--- QUESTIONS ON THE MATERIAL ---
a. Write out the section of the Astro migration post starting at "Parsing a query" and ending at "across page navigation.".
b. In the Astro migration post, what directive does the component need when it parses a query string with browser APIs?

I recently converted a personal project written with Gatsby, React, and Redux to Astro and React. Two things were more complicated than I expected:
Astro does not currently have a built-in way to access or parse a query string from a URL. According to a Stack Overflow post, the Astro team does not consider this within the scope of the framework.
Parsing a query string for the parameter value can still be done with traditional JavaScript and browser API’s:
// get 'calico' from '?cats=calico'
const urlParams = new URLSearchParams(window.location.search);
const catsParam = urlParams.get('cats');
However, the component will need to be marked with a client:load
directive.
<CatsWidget client:load />
This only became complicated in my case because I wanted to persist global state in JavaScript across page navigation.
In a pure React or single-page application, and with certain set-ups in Gatsby, your application and its state has an immediate separation from the URL. You can start to think of and treat the URL and browser history as an auxiliary service. For the convenience of the user, you retro-fit normal browser navigation back into your application, just kind of updating the URL as you think best.
An Astro application is a big step closer to making a real website again. Loading a page is like…loading a page? as opposed to modifying a running application and maybe updating the URL, or loading a full application and then shoehorning in a certain state based on the URL and what can be retrieved from IndexedDB
.
Astro even uses traditional anchor tags:
<a href={nextLocation} />
When converting this project to Astro, it threw me off that loading a new page “reset” my JavaScript and nanostore
state. I was writing React components and using a global state manager. I didn’t think through the possibility that navigating to a new page would actually cause a new page with new state to render.

[Stored data]

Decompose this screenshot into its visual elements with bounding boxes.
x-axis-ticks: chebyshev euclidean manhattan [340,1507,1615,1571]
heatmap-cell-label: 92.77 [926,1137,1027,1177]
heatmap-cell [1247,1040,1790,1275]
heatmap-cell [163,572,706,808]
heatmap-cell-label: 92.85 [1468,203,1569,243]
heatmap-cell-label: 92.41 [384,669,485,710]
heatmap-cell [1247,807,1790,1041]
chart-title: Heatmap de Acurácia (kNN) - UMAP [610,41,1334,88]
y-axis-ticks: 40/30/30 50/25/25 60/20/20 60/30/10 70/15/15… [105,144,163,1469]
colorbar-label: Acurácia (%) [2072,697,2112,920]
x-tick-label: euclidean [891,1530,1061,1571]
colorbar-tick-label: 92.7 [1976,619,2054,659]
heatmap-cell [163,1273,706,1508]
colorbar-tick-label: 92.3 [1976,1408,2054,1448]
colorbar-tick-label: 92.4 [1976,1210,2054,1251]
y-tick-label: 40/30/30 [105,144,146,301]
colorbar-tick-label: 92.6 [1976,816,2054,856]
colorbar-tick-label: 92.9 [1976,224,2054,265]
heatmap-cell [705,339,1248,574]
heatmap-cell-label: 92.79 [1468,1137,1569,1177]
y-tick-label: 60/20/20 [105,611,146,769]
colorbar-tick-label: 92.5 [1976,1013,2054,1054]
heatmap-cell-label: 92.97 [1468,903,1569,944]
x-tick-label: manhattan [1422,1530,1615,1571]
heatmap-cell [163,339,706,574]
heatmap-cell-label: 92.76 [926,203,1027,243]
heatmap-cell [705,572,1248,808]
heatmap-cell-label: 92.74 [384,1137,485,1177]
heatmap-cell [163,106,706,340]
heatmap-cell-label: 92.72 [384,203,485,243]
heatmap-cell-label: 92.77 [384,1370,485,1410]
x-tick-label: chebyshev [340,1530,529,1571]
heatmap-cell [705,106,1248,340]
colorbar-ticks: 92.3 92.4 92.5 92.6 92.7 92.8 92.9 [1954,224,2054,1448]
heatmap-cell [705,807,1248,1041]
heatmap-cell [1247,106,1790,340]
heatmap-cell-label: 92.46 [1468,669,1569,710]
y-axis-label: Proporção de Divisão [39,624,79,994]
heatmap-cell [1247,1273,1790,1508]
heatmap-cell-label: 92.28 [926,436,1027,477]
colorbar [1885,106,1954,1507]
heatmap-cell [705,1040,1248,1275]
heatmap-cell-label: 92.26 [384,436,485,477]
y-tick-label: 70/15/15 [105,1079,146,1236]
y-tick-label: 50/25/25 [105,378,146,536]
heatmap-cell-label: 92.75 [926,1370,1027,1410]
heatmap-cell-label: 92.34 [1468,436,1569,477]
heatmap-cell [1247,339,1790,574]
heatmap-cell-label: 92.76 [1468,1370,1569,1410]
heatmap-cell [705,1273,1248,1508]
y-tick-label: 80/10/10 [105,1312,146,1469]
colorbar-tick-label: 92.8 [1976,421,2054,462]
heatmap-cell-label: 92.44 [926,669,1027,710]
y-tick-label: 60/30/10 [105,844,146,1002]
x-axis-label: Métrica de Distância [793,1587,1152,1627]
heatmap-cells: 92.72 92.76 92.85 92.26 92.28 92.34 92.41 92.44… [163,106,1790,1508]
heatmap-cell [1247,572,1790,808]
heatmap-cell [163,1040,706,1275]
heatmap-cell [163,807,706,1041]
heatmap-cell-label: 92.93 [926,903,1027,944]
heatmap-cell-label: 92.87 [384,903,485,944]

--- SOLUTIONS FOR EACH TASK ---
a.
Parsing a query string for the parameter value can still be done with traditional JavaScript and browser API’s:
// get 'calico' from '?cats=calico'
const urlParams = new URLSearchParams(window.location.search);
const catsParam = urlParams.get('cats');
However, the component will need to be marked with a client:load
directive.
<CatsWidget client:load />
This only became complicated in my case because I wanted to persist global state in JavaScript across page navigation.

b. client:load